- Written request -
Reproduce verbatim everything in the records from the start down to the line containing "data-label: 389 [505, 340, 546, 369]", including that line.

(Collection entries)
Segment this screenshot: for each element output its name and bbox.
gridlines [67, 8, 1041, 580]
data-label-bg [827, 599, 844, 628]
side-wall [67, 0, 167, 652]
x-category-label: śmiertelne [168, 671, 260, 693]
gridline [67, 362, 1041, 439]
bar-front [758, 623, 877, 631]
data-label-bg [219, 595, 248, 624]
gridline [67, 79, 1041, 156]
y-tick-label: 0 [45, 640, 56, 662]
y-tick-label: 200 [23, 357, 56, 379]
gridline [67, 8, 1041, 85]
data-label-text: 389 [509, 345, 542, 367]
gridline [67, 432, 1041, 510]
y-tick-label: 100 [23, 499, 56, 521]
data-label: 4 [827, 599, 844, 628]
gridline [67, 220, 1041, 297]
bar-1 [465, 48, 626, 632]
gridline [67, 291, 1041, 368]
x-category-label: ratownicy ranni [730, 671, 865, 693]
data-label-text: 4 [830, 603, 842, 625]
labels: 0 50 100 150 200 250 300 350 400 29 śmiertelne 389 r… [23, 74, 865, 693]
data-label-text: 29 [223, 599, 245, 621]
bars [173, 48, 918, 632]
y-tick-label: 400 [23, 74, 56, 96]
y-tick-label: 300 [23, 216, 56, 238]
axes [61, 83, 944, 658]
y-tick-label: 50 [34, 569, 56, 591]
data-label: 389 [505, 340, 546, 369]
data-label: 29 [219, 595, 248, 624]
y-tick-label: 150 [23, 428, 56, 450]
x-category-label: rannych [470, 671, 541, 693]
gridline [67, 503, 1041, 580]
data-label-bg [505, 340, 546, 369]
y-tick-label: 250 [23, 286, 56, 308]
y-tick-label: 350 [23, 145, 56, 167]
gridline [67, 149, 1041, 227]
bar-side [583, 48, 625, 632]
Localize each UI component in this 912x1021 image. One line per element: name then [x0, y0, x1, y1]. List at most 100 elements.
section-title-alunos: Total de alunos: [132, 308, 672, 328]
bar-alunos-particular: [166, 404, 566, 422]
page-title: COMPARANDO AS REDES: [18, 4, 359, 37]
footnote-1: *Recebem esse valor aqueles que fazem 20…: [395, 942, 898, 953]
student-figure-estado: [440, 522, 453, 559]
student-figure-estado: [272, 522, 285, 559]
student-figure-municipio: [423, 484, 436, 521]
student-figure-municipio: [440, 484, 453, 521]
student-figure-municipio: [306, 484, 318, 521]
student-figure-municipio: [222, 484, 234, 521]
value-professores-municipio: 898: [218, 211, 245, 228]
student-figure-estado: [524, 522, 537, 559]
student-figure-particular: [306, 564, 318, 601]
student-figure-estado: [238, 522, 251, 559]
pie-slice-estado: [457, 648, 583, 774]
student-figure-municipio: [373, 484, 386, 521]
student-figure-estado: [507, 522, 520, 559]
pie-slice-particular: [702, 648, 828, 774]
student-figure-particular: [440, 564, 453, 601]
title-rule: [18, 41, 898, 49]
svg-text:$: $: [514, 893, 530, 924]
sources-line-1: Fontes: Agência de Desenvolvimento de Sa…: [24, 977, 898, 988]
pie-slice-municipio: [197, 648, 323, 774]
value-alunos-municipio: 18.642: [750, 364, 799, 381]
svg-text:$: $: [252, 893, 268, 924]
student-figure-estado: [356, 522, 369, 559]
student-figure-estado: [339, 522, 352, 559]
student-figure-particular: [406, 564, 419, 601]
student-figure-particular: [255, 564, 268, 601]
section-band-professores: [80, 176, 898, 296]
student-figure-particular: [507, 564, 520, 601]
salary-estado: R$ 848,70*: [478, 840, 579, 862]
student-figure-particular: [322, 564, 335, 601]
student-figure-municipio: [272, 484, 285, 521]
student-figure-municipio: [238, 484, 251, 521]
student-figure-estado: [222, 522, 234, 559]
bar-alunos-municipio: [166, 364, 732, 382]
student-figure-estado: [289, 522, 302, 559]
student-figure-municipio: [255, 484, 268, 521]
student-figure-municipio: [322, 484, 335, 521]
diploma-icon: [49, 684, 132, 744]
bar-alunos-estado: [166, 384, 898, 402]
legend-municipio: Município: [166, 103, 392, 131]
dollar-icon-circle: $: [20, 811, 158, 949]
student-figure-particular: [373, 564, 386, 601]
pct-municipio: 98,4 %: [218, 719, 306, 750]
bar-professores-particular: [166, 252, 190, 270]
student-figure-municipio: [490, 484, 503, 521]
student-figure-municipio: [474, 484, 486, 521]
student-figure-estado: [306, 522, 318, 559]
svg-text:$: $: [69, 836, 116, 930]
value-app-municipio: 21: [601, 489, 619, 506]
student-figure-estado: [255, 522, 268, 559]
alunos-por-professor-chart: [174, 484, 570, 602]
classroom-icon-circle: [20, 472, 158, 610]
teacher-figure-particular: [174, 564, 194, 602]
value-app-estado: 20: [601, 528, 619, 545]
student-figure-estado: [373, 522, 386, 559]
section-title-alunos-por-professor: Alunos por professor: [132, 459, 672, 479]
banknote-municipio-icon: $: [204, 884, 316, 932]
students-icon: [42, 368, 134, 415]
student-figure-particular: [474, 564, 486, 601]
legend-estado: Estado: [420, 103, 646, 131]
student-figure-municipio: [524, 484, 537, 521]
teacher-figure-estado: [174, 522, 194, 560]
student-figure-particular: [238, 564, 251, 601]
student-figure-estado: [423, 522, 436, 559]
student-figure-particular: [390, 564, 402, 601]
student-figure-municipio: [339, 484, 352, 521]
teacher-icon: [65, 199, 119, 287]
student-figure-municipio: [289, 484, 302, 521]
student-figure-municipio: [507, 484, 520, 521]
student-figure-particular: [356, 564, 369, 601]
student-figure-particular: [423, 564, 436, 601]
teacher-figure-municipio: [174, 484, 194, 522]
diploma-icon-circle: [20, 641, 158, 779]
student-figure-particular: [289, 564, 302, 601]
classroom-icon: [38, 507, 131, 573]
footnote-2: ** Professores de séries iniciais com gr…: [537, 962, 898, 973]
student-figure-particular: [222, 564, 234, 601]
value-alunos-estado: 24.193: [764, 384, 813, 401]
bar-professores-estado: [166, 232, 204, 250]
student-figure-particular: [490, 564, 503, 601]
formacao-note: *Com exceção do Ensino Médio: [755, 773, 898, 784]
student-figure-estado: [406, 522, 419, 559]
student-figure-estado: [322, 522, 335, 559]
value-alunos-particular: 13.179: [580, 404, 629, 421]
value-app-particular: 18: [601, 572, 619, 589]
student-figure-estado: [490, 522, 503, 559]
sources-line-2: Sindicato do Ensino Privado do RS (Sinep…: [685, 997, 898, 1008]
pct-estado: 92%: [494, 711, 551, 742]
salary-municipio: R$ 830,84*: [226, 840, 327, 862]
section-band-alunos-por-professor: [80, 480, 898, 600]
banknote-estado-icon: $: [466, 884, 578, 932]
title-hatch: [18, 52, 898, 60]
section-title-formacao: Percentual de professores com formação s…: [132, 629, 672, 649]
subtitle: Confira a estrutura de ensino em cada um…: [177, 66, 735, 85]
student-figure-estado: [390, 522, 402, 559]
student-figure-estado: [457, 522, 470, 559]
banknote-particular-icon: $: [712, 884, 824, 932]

- Result of this exercise -
Segment this screenshot: for each element output its name and bbox.
gridlines [67, 8, 1041, 580]
data-label-bg [827, 599, 844, 628]
side-wall [67, 0, 167, 652]
x-category-label: śmiertelne [168, 671, 260, 693]
gridline [67, 362, 1041, 439]
bar-front [758, 623, 877, 631]
data-label-bg [219, 595, 248, 624]
gridline [67, 79, 1041, 156]
y-tick-label: 0 [45, 640, 56, 662]
y-tick-label: 200 [23, 357, 56, 379]
gridline [67, 8, 1041, 85]
data-label-text: 389 [509, 345, 542, 367]
gridline [67, 432, 1041, 510]
y-tick-label: 100 [23, 499, 56, 521]
data-label: 4 [827, 599, 844, 628]
gridline [67, 220, 1041, 297]
bar-1 [465, 48, 626, 632]
gridline [67, 291, 1041, 368]
x-category-label: ratownicy ranni [730, 671, 865, 693]
data-label-text: 4 [830, 603, 842, 625]
labels: 0 50 100 150 200 250 300 350 400 29 śmiertelne 389 r… [23, 74, 865, 693]
data-label-text: 29 [223, 599, 245, 621]
bars [173, 48, 918, 632]
y-tick-label: 400 [23, 74, 56, 96]
y-tick-label: 300 [23, 216, 56, 238]
axes [61, 83, 944, 658]
y-tick-label: 50 [34, 569, 56, 591]
data-label: 389 [505, 340, 546, 369]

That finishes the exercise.